Return the listing word for word, as given.

___

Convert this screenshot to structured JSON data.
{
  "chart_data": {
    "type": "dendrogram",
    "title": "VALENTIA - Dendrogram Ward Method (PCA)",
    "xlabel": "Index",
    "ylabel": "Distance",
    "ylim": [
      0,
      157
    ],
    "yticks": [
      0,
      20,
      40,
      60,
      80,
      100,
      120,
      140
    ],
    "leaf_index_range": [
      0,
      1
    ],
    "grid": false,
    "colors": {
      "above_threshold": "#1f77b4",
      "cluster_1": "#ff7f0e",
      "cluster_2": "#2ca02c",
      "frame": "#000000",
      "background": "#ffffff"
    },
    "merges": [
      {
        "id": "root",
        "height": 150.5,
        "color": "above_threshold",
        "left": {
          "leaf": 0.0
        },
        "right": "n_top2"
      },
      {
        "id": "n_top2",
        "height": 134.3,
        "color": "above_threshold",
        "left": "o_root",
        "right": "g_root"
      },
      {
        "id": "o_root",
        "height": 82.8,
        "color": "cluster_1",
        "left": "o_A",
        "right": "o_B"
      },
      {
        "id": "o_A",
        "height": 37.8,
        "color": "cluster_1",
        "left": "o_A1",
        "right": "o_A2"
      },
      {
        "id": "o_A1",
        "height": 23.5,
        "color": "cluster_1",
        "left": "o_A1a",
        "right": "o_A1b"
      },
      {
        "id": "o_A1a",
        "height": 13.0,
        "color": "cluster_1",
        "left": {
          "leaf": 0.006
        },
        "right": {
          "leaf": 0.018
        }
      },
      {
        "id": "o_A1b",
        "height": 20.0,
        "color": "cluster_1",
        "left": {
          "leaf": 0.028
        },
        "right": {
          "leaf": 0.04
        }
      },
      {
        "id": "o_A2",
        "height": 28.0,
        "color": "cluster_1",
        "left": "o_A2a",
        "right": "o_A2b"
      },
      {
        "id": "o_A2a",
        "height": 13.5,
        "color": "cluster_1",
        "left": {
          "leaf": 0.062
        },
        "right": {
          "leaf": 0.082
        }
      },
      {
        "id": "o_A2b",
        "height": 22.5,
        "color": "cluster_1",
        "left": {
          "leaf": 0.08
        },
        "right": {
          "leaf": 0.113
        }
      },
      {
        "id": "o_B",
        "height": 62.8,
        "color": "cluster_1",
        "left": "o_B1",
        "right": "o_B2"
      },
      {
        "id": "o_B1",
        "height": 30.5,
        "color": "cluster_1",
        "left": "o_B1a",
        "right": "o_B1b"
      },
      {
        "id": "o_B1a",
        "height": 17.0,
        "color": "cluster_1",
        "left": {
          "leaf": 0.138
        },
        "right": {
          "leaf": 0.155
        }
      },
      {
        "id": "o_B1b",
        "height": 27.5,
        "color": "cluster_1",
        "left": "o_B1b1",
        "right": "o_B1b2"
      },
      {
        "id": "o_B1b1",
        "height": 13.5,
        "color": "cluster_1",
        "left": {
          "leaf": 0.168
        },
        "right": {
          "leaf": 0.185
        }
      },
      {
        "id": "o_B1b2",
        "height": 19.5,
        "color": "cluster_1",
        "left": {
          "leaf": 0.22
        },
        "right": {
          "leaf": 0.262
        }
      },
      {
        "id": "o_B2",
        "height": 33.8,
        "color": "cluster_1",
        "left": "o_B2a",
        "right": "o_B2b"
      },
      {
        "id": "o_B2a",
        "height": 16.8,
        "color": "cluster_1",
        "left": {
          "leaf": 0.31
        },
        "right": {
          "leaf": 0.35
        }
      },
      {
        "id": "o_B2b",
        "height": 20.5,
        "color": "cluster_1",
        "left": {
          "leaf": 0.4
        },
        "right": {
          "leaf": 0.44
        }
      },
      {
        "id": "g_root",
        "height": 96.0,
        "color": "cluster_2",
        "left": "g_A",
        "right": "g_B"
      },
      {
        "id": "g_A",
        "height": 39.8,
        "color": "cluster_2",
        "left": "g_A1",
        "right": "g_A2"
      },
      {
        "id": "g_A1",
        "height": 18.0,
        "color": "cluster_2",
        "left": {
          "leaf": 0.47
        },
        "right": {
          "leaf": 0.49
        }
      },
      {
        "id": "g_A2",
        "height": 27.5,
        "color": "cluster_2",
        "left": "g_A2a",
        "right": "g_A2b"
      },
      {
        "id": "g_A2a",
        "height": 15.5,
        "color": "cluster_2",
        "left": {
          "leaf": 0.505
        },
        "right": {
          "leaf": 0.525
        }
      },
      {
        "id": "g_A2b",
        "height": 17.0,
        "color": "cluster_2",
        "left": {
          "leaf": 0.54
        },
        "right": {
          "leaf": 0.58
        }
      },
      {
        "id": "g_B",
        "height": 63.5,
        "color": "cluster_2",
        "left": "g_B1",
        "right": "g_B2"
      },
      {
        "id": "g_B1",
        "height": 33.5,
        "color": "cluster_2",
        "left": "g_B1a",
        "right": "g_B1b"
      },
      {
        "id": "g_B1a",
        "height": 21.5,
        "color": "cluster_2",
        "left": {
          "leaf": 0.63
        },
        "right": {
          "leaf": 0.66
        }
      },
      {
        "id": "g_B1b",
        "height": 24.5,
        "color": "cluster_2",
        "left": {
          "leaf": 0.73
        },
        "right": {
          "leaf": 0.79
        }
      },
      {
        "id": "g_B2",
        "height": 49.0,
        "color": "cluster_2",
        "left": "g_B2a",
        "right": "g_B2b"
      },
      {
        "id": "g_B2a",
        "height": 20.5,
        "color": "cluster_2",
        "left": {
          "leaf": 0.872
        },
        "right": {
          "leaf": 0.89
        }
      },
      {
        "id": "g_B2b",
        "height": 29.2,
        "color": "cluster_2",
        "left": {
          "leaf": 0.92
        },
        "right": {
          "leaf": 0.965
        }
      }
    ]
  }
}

___

→ **Correct answer**
Convert this screenshot to structured JSON data.
{
  "chart_data": {
    "type": "dendrogram",
    "title": "VALENTIA - Dendrogram Ward Method (PCA)",
    "xlabel": "Index",
    "ylabel": "Distance",
    "ylim": [
      0,
      157
    ],
    "yticks": [
      0,
      20,
      40,
      60,
      80,
      100,
      120,
      140
    ],
    "leaf_index_range": [
      0,
      1
    ],
    "grid": false,
    "colors": {
      "above_threshold": "#1f77b4",
      "cluster_1": "#ff7f0e",
      "cluster_2": "#2ca02c",
      "frame": "#000000",
      "background": "#ffffff"
    },
    "merges": [
      {
        "id": "root",
        "height": 150.5,
        "color": "above_threshold",
        "left": {
          "leaf": 0.0
        },
        "right": "n_top2"
      },
      {
        "id": "n_top2",
        "height": 134.3,
        "color": "above_threshold",
        "left": "o_root",
        "right": "g_root"
      },
      {
        "id": "o_root",
        "height": 82.8,
        "color": "cluster_1",
        "left": "o_A",
        "right": "o_B"
      },
      {
        "id": "o_A",
        "height": 37.8,
        "color": "cluster_1",
        "left": "o_A1",
        "right": "o_A2"
      },
      {
        "id": "o_A1",
        "height": 23.5,
        "color": "cluster_1",
        "left": "o_A1a",
        "right": "o_A1b"
      },
      {
        "id": "o_A1a",
        "height": 13.0,
        "color": "cluster_1",
        "left": {
          "leaf": 0.006
        },
        "right": {
          "leaf": 0.018
        }
      },
      {
        "id": "o_A1b",
        "height": 20.0,
        "color": "cluster_1",
        "left": {
          "leaf": 0.028
        },
        "right": {
          "leaf": 0.04
        }
      },
      {
        "id": "o_A2",
        "height": 28.0,
        "color": "cluster_1",
        "left": "o_A2a",
        "right": "o_A2b"
      },
      {
        "id": "o_A2a",
        "height": 13.5,
        "color": "cluster_1",
        "left": {
          "leaf": 0.062
        },
        "right": {
          "leaf": 0.082
        }
      },
      {
        "id": "o_A2b",
        "height": 22.5,
        "color": "cluster_1",
        "left": {
          "leaf": 0.08
        },
        "right": {
          "leaf": 0.113
        }
      },
      {
        "id": "o_B",
        "height": 62.8,
        "color": "cluster_1",
        "left": "o_B1",
        "right": "o_B2"
      },
      {
        "id": "o_B1",
        "height": 30.5,
        "color": "cluster_1",
        "left": "o_B1a",
        "right": "o_B1b"
      },
      {
        "id": "o_B1a",
        "height": 17.0,
        "color": "cluster_1",
        "left": {
          "leaf": 0.138
        },
        "right": {
          "leaf": 0.155
        }
      },
      {
        "id": "o_B1b",
        "height": 27.5,
        "color": "cluster_1",
        "left": "o_B1b1",
        "right": "o_B1b2"
      },
      {
        "id": "o_B1b1",
        "height": 13.5,
        "color": "cluster_1",
        "left": {
          "leaf": 0.168
        },
        "right": {
          "leaf": 0.185
        }
      },
      {
        "id": "o_B1b2",
        "height": 19.5,
        "color": "cluster_1",
        "left": {
          "leaf": 0.22
        },
        "right": {
          "leaf": 0.262
        }
      },
      {
        "id": "o_B2",
        "height": 33.8,
        "color": "cluster_1",
        "left": "o_B2a",
        "right": "o_B2b"
      },
      {
        "id": "o_B2a",
        "height": 16.8,
        "color": "cluster_1",
        "left": {
          "leaf": 0.31
        },
        "right": {
          "leaf": 0.35
        }
      },
      {
        "id": "o_B2b",
        "height": 20.5,
        "color": "cluster_1",
        "left": {
          "leaf": 0.4
        },
        "right": {
          "leaf": 0.44
        }
      },
      {
        "id": "g_root",
        "height": 96.0,
        "color": "cluster_2",
        "left": "g_A",
        "right": "g_B"
      },
      {
        "id": "g_A",
        "height": 39.8,
        "color": "cluster_2",
        "left": "g_A1",
        "right": "g_A2"
      },
      {
        "id": "g_A1",
        "height": 18.0,
        "color": "cluster_2",
        "left": {
          "leaf": 0.47
        },
        "right": {
          "leaf": 0.49
        }
      },
      {
        "id": "g_A2",
        "height": 27.5,
        "color": "cluster_2",
        "left": "g_A2a",
        "right": "g_A2b"
      },
      {
        "id": "g_A2a",
        "height": 15.5,
        "color": "cluster_2",
        "left": {
          "leaf": 0.505
        },
        "right": {
          "leaf": 0.525
        }
      },
      {
        "id": "g_A2b",
        "height": 17.0,
        "color": "cluster_2",
        "left": {
          "leaf": 0.54
        },
        "right": {
          "leaf": 0.58
        }
      },
      {
        "id": "g_B",
        "height": 63.5,
        "color": "cluster_2",
        "left": "g_B1",
        "right": "g_B2"
      },
      {
        "id": "g_B1",
        "height": 33.5,
        "color": "cluster_2",
        "left": "g_B1a",
        "right": "g_B1b"
      },
      {
        "id": "g_B1a",
        "height": 21.5,
        "color": "cluster_2",
        "left": {
          "leaf": 0.63
        },
        "right": {
          "leaf": 0.66
        }
      },
      {
        "id": "g_B1b",
        "height": 24.5,
        "color": "cluster_2",
        "left": {
          "leaf": 0.73
        },
        "right": {
          "leaf": 0.79
        }
      },
      {
        "id": "g_B2",
        "height": 49.0,
        "color": "cluster_2",
        "left": "g_B2a",
        "right": "g_B2b"
      },
      {
        "id": "g_B2a",
        "height": 20.5,
        "color": "cluster_2",
        "left": {
          "leaf": 0.872
        },
        "right": {
          "leaf": 0.89
        }
      },
      {
        "id": "g_B2b",
        "height": 29.2,
        "color": "cluster_2",
        "left": {
          "leaf": 0.92
        },
        "right": {
          "leaf": 0.965
        }
      }
    ]
  }
}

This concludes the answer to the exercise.